Return all lines from the listing below in which the string "button" occurs.

--- start of RECORDS SHOWN ---

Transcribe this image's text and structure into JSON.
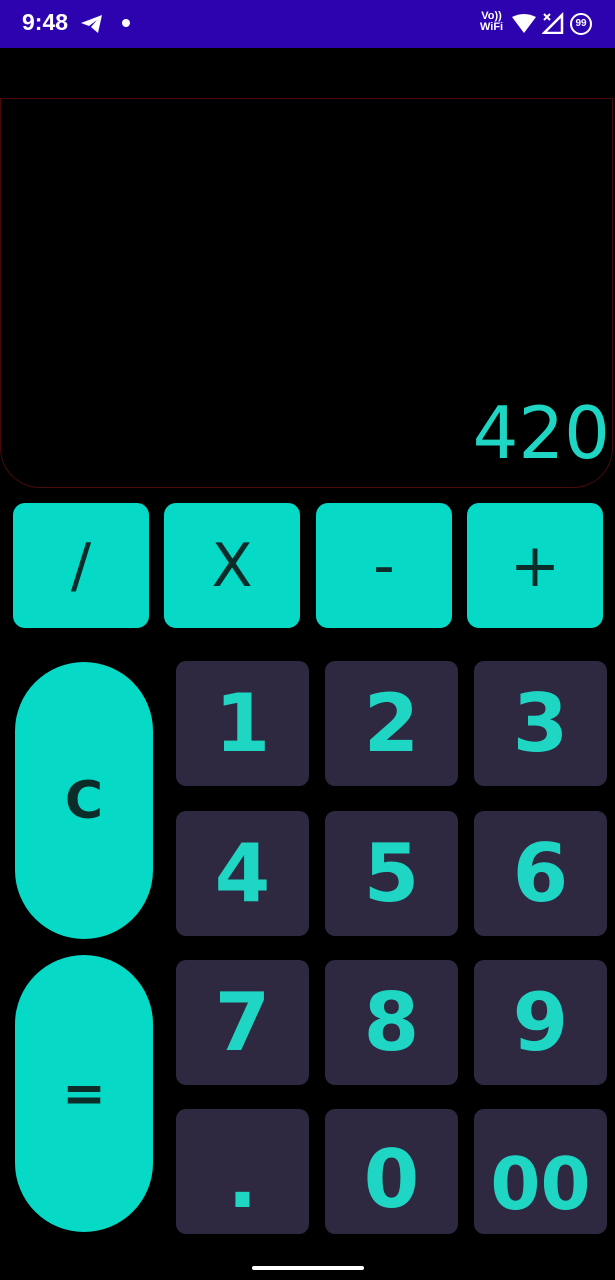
{
  "status_bar": {
    "time": "9:48",
    "wifi_label_top": "Vo))",
    "wifi_label_bottom": "WiFi",
    "battery": "99",
    "background": "#2d03b0"
  },
  "display": {
    "value": "420",
    "text_color": "#1fd6c4"
  },
  "operators": [
    {
      "label": "/",
      "name": "divide-button"
    },
    {
      "label": "X",
      "name": "multiply-button"
    },
    {
      "label": "-",
      "name": "subtract-button"
    },
    {
      "label": "+",
      "name": "add-button"
    }
  ],
  "clear_label": "C",
  "equals_label": "=",
  "keypad": [
    [
      "1",
      "2",
      "3"
    ],
    [
      "4",
      "5",
      "6"
    ],
    [
      "7",
      "8",
      "9"
    ],
    [
      ".",
      "0",
      "00"
    ]
  ],
  "colors": {
    "accent": "#06d9c6",
    "key_background": "#2e2840",
    "key_text": "#1fd6c4",
    "operator_text": "#0c2c2a"
  }
}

--- end of RECORDS SHOWN ---

_WRITTEN ANSWER_.
      "name": "divide-button"
      "name": "multiply-button"
      "name": "subtract-button"
      "name": "add-button"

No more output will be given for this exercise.